Each line of the records below that holds "etwas" should be copied out.

** Opening Extracted information block **

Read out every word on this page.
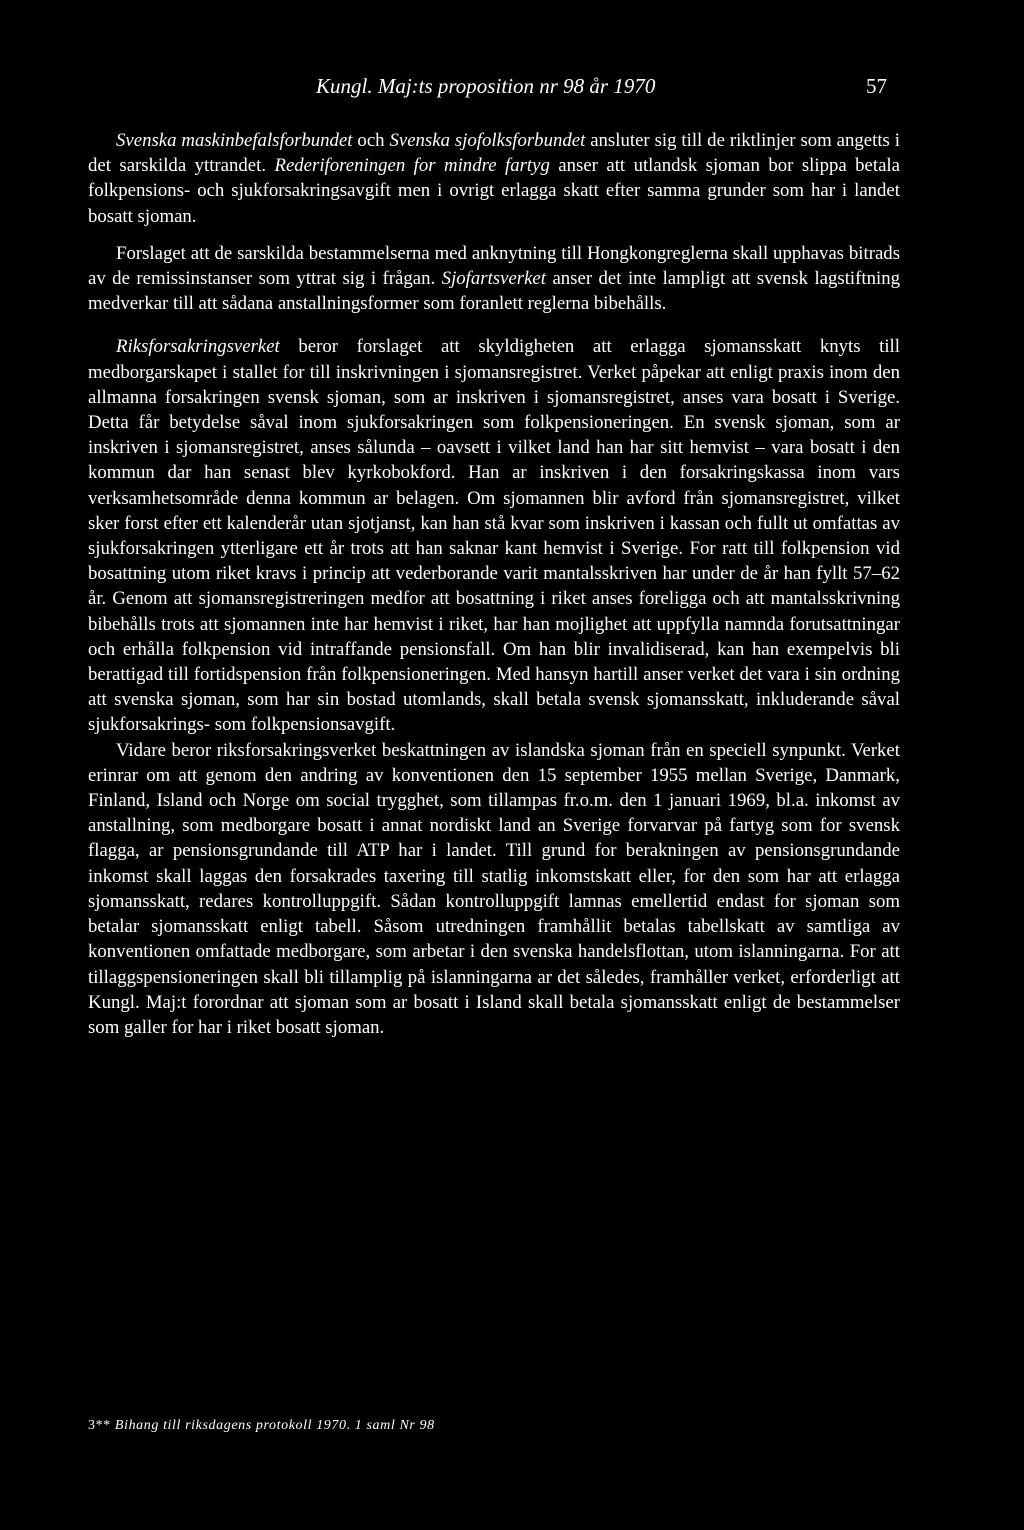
Kungl. Maj:ts proposition nr 98 år 1970	57

Svenska maskinbefalsforbundet och Svenska sjofolksforbundet ansluter sig till de riktlinjer som angetts i det sarskilda yttrandet. Rederiforeningen for mindre fartyg anser att utlandsk sjoman bor slippa betala folkpensions- och sjukforsakringsavgift men i ovrigt erlagga skatt efter samma grunder som har i landet bosatt sjoman.

Forslaget att de sarskilda bestammelserna med anknytning till Hongkongreglerna skall upphavas bitrads av de remissinstanser som yttrat sig i frågan. Sjofartsverket anser det inte lampligt att svensk lagstiftning medverkar till att sådana anstallningsformer som foranlett reglerna bibehålls.

Riksforsakringsverket beror forslaget att skyldigheten att erlagga sjomansskatt knyts till medborgarskapet i stallet for till inskrivningen i sjomansregistret. Verket påpekar att enligt praxis inom den allmanna forsakringen svensk sjoman, som ar inskriven i sjomansregistret, anses vara bosatt i Sverige. Detta får betydelse såval inom sjukforsakringen som folkpensioneringen. En svensk sjoman, som ar inskriven i sjomansregistret, anses sålunda – oavsett i vilket land han har sitt hemvist – vara bosatt i den kommun dar han senast blev kyrkobokford. Han ar inskriven i den forsakringskassa inom vars verksamhetsområde denna kommun ar belagen. Om sjomannen blir avford från sjomansregistret, vilket sker forst efter ett kalenderår utan sjotjanst, kan han stå kvar som inskriven i kassan och fullt ut omfattas av sjukforsakringen ytterligare ett år trots att han saknar kant hemvist i Sverige. For ratt till folkpension vid bosattning utom riket kravs i princip att vederborande varit mantalsskriven har under de år han fyllt 57–62 år. Genom att sjomansregistreringen medfor att bosattning i riket anses foreligga och att mantalsskrivning bibehålls trots att sjomannen inte har hemvist i riket, har han mojlighet att uppfylla namnda forutsattningar och erhålla folkpension vid intraffande pensionsfall. Om han blir invalidiserad, kan han exempelvis bli berattigad till fortidspension från folkpensioneringen. Med hansyn hartill anser verket det vara i sin ordning att svenska sjoman, som har sin bostad utomlands, skall betala svensk sjomansskatt, inkluderande såval sjukforsakrings- som folkpensionsavgift.

Vidare beror riksforsakringsverket beskattningen av islandska sjoman från en speciell synpunkt. Verket erinrar om att genom den andring av konventionen den 15 september 1955 mellan Sverige, Danmark, Finland, Island och Norge om social trygghet, som tillampas fr.o.m. den 1 januari 1969, bl.a. inkomst av anstallning, som medborgare bosatt i annat nordiskt land an Sverige forvarvar på fartyg som for svensk flagga, ar pensionsgrundande till ATP har i landet. Till grund for berakningen av pensionsgrundande inkomst skall laggas den forsakrades taxering till statlig inkomstskatt eller, for den som har att erlagga sjomansskatt, redares kontrolluppgift. Sådan kontrolluppgift lamnas emellertid endast for sjoman som betalar sjomansskatt enligt tabell. Såsom utredningen framhållit betalas tabellskatt av samtliga av konventionen omfattade medborgare, som arbetar i den svenska handelsflottan, utom islanningarna. For att tillaggspensioneringen skall bli tillamplig på islanningarna ar det således, framhåller verket, erforderligt att Kungl. Maj:t forordnar att sjoman som ar bosatt i Island skall betala sjomansskatt enligt de bestammelser som galler for har i riket bosatt sjoman.

3** Bihang till riksdagens protokoll 1970. 1 saml Nr 98
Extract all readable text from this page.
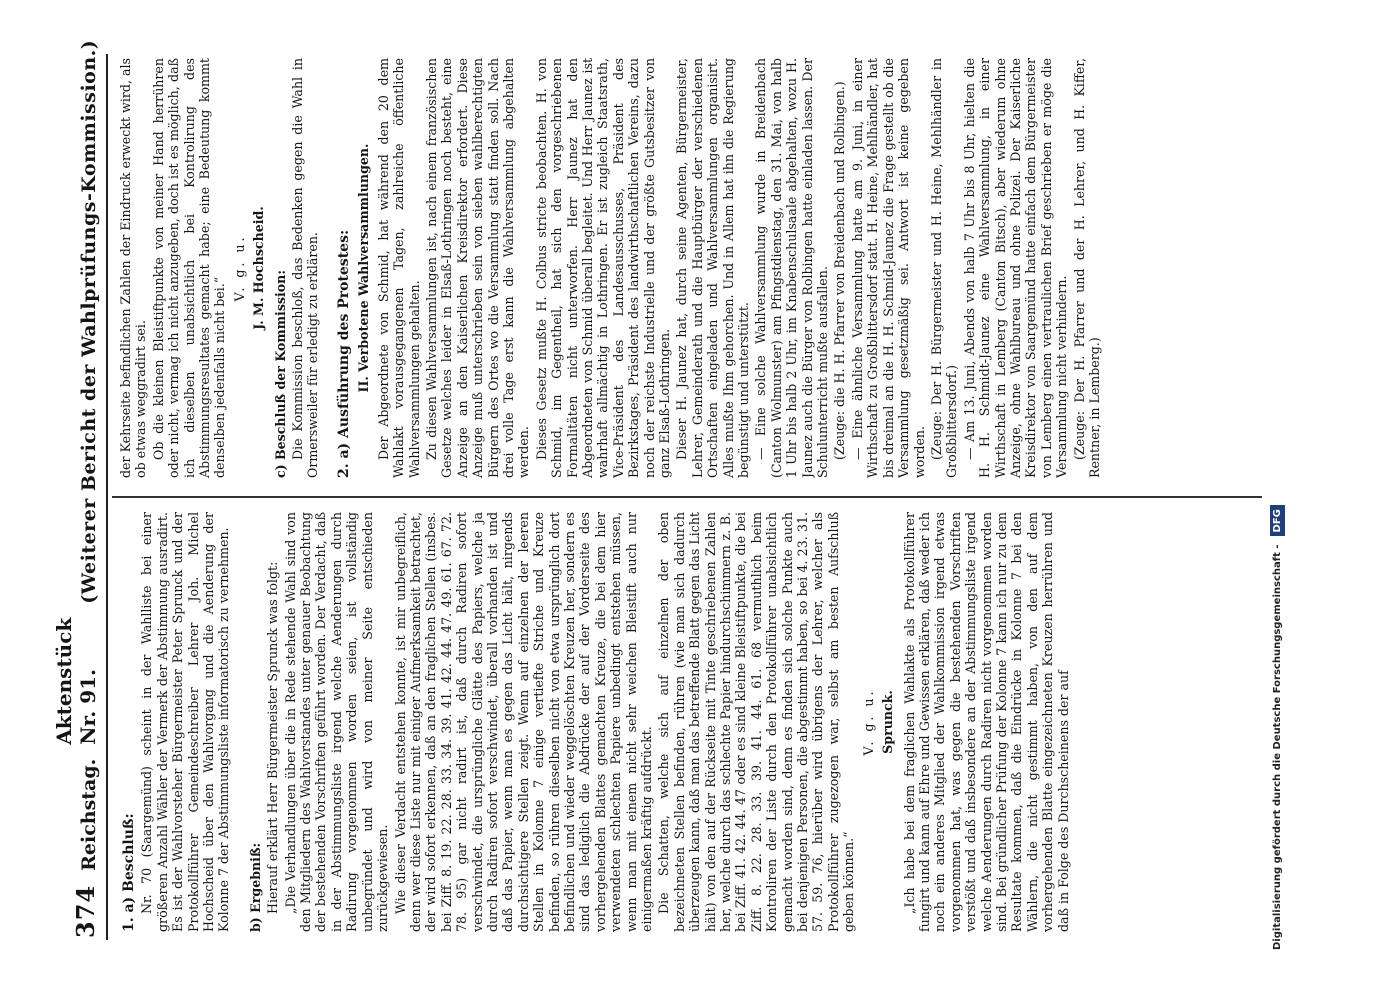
374
Reichstag.
Aktenstück Nr. 91.
(Weiterer Bericht der Wahlprüfungs-Kommission.)

1. a) Beschluß: Nr. 70 (Saargemünd) scheint in der Wahlliste bei einer größeren Anzahl Wähler der Vermerk der Abstimmung ausradirt. Es ist der Wahlvorsteher Bürgermeister Peter Sprunck und der Protokollführer Gemeindeschreiber Lehrer Joh. Michel Hochscheid über den Wahlvorgang und die Aenderung der Kolonne 7 der Abstimmungsliste informatorisch zu vernehmen. b) Ergebniß: Hierauf erklärt Herr Bürgermeister Sprunck was folgt: „Die Verhandlungen über die in Rede stehende Wahl sind von den Mitgliedern des Wahlvorstandes unter genauer Beobachtung der bestehenden Vorschriften geführt worden. Der Verdacht, daß in der Abstimmungsliste irgend welche Aenderungen durch Radirung vorgenommen worden seien, ist vollständig unbegründet und wird von meiner Seite entschieden zurückgewiesen. Wie dieser Verdacht entstehen konnte, ist mir unbegreiflich, denn wer diese Liste nur mit einiger Aufmerksamkeit betrachtet, der wird sofort erkennen, daß an den fraglichen Stellen (insbes. bei Ziff. 8. 19. 22. 28. 33. 34. 39. 41. 42. 44. 47. 49. 61. 67. 72. 78. 95) gar nicht radirt ist, daß durch Radiren sofort verschwindet, die ursprüngliche Glätte des Papiers, welche ja durch Radiren sofort verschwindet, überall vorhanden ist und daß das Papier, wenn man es gegen das Licht hält, nirgends durchsichtigere Stellen zeigt. Wenn auf einzelnen der leeren Stellen in Kolonne 7 einige vertiefte Striche und Kreuze befinden, so rühren dieselben nicht von etwa ursprünglich dort befindlichen und wieder weggelöschten Kreuzen her, sondern es sind das lediglich die Abdrücke der auf der Vorderseite des vorhergehenden Blattes gemachten Kreuze, die bei dem hier verwendeten schlechten Papiere unbedingt entstehen müssen, wenn man mit einem nicht sehr weichen Bleistift auch nur einigermaßen kräftig aufdrückt. Die Schatten, welche sich auf einzelnen der oben bezeichneten Stellen befinden, rühren (wie man sich dadurch überzeugen kann, daß man das betreffende Blatt gegen das Licht hält) von den auf der Rückseite mit Tinte geschriebenen Zahlen her, welche durch das schlechte Papier hindurchschimmern z. B. bei Ziff. 41. 42. 44. 47 oder es sind kleine Bleistiftpunkte, die bei Ziff. 8. 22. 28. 33. 39. 41. 44. 61. 68 vermuthlich beim Kontroliren der Liste durch den Protokollführer unabsichtlich gemacht worden sind, denn es finden sich solche Punkte auch bei denjenigen Personen, die abgestimmt haben, so bei 4. 23. 31. 57. 59. 76, hierüber wird übrigens der Lehrer, welcher als Protokollführer zugezogen war, selbst am besten Aufschluß geben können.“

V. g. u. Sprunck. „Ich habe bei dem fraglichen Wahlakte als Protokollführer fungirt und kann auf Ehre und Gewissen erklären, daß weder ich noch ein anderes Mitglied der Wahlkommission irgend etwas vorgenommen hat, was gegen die bestehenden Vorschriften verstößt und daß insbesondere an der Abstimmungsliste irgend welche Aenderungen durch Radiren nicht vorgenommen worden sind. Bei gründlicher Prüfung der Kolonne 7 kann ich nur zu dem Resultate kommen, daß die Eindrücke in Kolonne 7 bei den Wählern, die nicht gestimmt haben, von den auf dem vorhergehenden Blatte eingezeichneten Kreuzen herrühren und daß in Folge des Durchscheinens der auf

der Kehrseite befindlichen Zahlen der Eindruck erweckt wird, als ob etwas weggradirt sei. Ob die kleinen Bleistiftpunkte von meiner Hand herrühren oder nicht, vermag ich nicht anzugeben, doch ist es möglich, daß ich dieselben unabsichtlich bei Kontrolirung des Abstimmungsresultates gemacht habe; eine Bedeutung kommt denselben jedenfalls nicht bei.“

V. g. u. J. M. Hochscheid.

c) Beschluß der Kommission: Die Kommission beschloß, das Bedenken gegen die Wahl in Ormersweiler für erledigt zu erklären. 2. a) Ausführung des Protestes: II. Verbotene Wahlversammlungen. Der Abgeordnete von Schmid, hat während den 20 dem Wahlakt vorausgegangenen Tagen, zahlreiche öffentliche Wahlversammlungen gehalten. Zu diesen Wahlversammlungen ist, nach einem französischen Gesetze welches leider in Elsaß-Lothringen noch besteht, eine Anzeige an den Kaiserlichen Kreisdirektor erfordert. Diese Anzeige muß unterschrieben sein von sieben wahlberechtigten Bürgern des Ortes wo die Versammlung statt finden soll. Nach drei volle Tage erst kann die Wahlversammlung abgehalten werden. Dieses Gesetz mußte H. Colbus stricte beobachten. H. von Schmid, im Gegentheil, hat sich den vorgeschriebenen Formalitäten nicht unterworfen. Herr Jaunez hat den Abgeordneten von Schmid überall begleitet. Und Herr Jaunez ist wahrhaft allmächtig in Lothringen. Er ist zugleich Staatsrath, Vice-Präsident des Landesausschusses, Präsident des Bezirkstages, Präsident des landwirthschaftlichen Vereins, dazu noch der reichste Industrielle und der größte Gutsbesitzer von ganz Elsaß-Lothringen. Dieser H. Jaunez hat, durch seine Agenten, Bürgermeister, Lehrer, Gemeinderath und die Hauptbürger der verschiedenen Ortschaften eingeladen und Wahlversammlungen organisirt. Alles mußte Ihm gehorchen. Und in Allem hat ihn die Regierung begünstigt und unterstützt. — Eine solche Wahlversammlung wurde in Breidenbach (Canton Wolmunster) am Pfingstdienstag, den 31. Mai, von halb 1 Uhr bis halb 2 Uhr, im Knabenschulsaale abgehalten, wozu H. Jaunez auch die Bürger von Rolbingen hatte einladen lassen. Der Schulunterricht mußte ausfallen. (Zeuge: die H. H. Pfarrer von Breidenbach und Rolbingen.) — Eine ähnliche Versammlung hatte am 9. Juni, in einer Wirthschaft zu Großblittersdorf statt. H. Heine, Mehlhändler, hat bis dreimal an die H. H. Schmid-Jaunez die Frage gestellt ob die Versammlung gesetzmäßig sei. Antwort ist keine gegeben worden. (Zeuge: Der H. Bürgermeister und H. Heine, Mehlhändler in Großblittersdorf.) — Am 13. Juni, Abends von halb 7 Uhr bis 8 Uhr, hielten die H. H. Schmidt-Jaunez eine Wahlversammlung, in einer Wirthschaft in Lemberg (Canton Bitsch), aber wiederum ohne Anzeige, ohne Wahlbureau und ohne Polizei. Der Kaiserliche Kreisdirektor von Saargemünd hatte einfach dem Bürgermeister von Lemberg einen vertraulichen Brief geschrieben er möge die Versammlung nicht verhindern. (Zeuge: Der H. Pfarrer und der H. Lehrer, und H. Kiffer, Rentner, in Lemberg.)

Digitalisierung gefördert durch die Deutsche Forschungsgemeinschaft -
DFG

** Closing Extracted information block **

▶ _Your response_:
V. g. u. Sprunck. „Ich habe bei dem fraglichen Wahlakte als Protokollführer fungirt und kann auf Ehre und Gewissen erklären, daß weder ich noch ein anderes Mitglied der Wahlkommission irgend etwas vorgenommen hat, was gegen die bestehenden Vorschriften verstößt und daß insbesondere an der Abstimmungsliste irgend welche Aenderungen durch Radiren nicht vorgenommen worden sind. Bei gründlicher Prüfung der Kolonne 7 kann ich nur zu dem Resultate kommen, daß die Eindrücke in Kolonne 7 bei den Wählern, die nicht gestimmt haben, von den auf dem vorhergehenden Blatte eingezeichneten Kreuzen herrühren und daß in Folge des Durchscheinens der auf
der Kehrseite befindlichen Zahlen der Eindruck erweckt wird, als ob etwas weggradirt sei. Ob die kleinen Bleistiftpunkte von meiner Hand herrühren oder nicht, vermag ich nicht anzugeben, doch ist es möglich, daß ich dieselben unabsichtlich bei Kontrolirung des Abstimmungsresultates gemacht habe; eine Bedeutung kommt denselben jedenfalls nicht bei.“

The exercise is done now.